----- Data for the task
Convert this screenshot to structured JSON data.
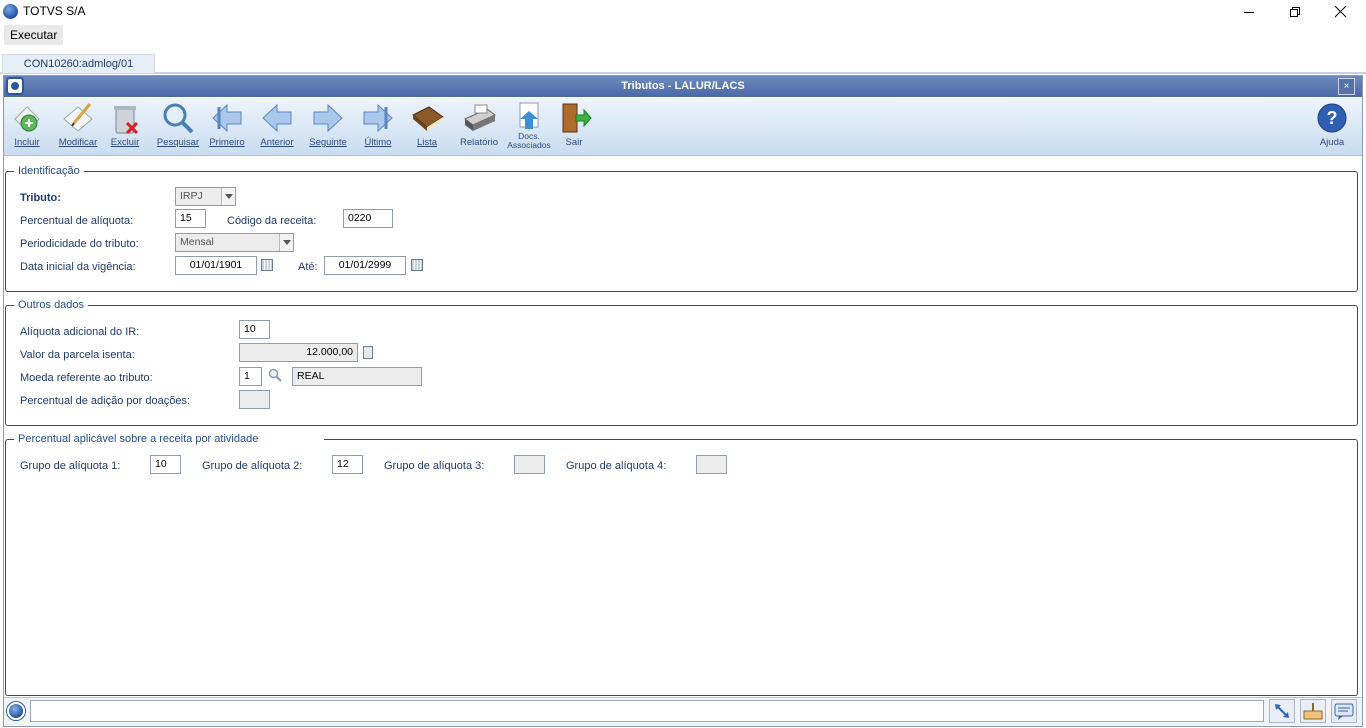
{
  "window": {
    "title": "TOTVS S/A"
  },
  "menu": {
    "executar": "Executar"
  },
  "tab": {
    "label": "CON10260:admlog/01"
  },
  "dialog": {
    "title": "Tributos - LALUR/LACS",
    "close": "×"
  },
  "toolbar": {
    "incluir": "Incluir",
    "modificar": "Modificar",
    "excluir": "Excluir",
    "pesquisar": "Pesquisar",
    "primeiro": "Primeiro",
    "anterior": "Anterior",
    "seguinte": "Seguinte",
    "ultimo": "Último",
    "lista": "Lista",
    "relatorio": "Relatório",
    "docs_line1": "Docs.",
    "docs_line2": "Associados",
    "sair": "Sair",
    "ajuda": "Ajuda"
  },
  "identificacao": {
    "title": "Identificação",
    "tributo_label": "Tributo:",
    "tributo_value": "IRPJ",
    "percentual_label": "Percentual de alíquota:",
    "percentual_value": "15",
    "codigo_label": "Código da receita:",
    "codigo_value": "0220",
    "periodicidade_label": "Periodicidade do tributo:",
    "periodicidade_value": "Mensal",
    "data_inicial_label": "Data inicial da vigência:",
    "data_inicial_value": "01/01/1901",
    "ate_label": "Até:",
    "ate_value": "01/01/2999"
  },
  "outros": {
    "title": "Outros dados",
    "aliquota_adicional_label": "Alíquota adicional do IR:",
    "aliquota_adicional_value": "10",
    "valor_parcela_label": "Valor da parcela isenta:",
    "valor_parcela_value": "12.000,00",
    "moeda_label": "Moeda referente ao tributo:",
    "moeda_code": "1",
    "moeda_name": "REAL",
    "percentual_doacoes_label": "Percentual de adição por doações:",
    "percentual_doacoes_value": ""
  },
  "atividade": {
    "title": "Percentual aplicável sobre a receita por atividade",
    "grupo1_label": "Grupo de alíquota 1:",
    "grupo1_value": "10",
    "grupo2_label": "Grupo de alíquota 2:",
    "grupo2_value": "12",
    "grupo3_label": "Grupo de alíquota 3:",
    "grupo3_value": "",
    "grupo4_label": "Grupo de alíquota 4:",
    "grupo4_value": ""
  },
  "colors": {
    "header": "#4a68a6",
    "label": "#1f3a6e",
    "group_border": "#264d8c"
  }
}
----------
● **Requirements**
Go through the listing above and report how many of its lines contain the word "title", with only the number as output.

● **Task answer**
5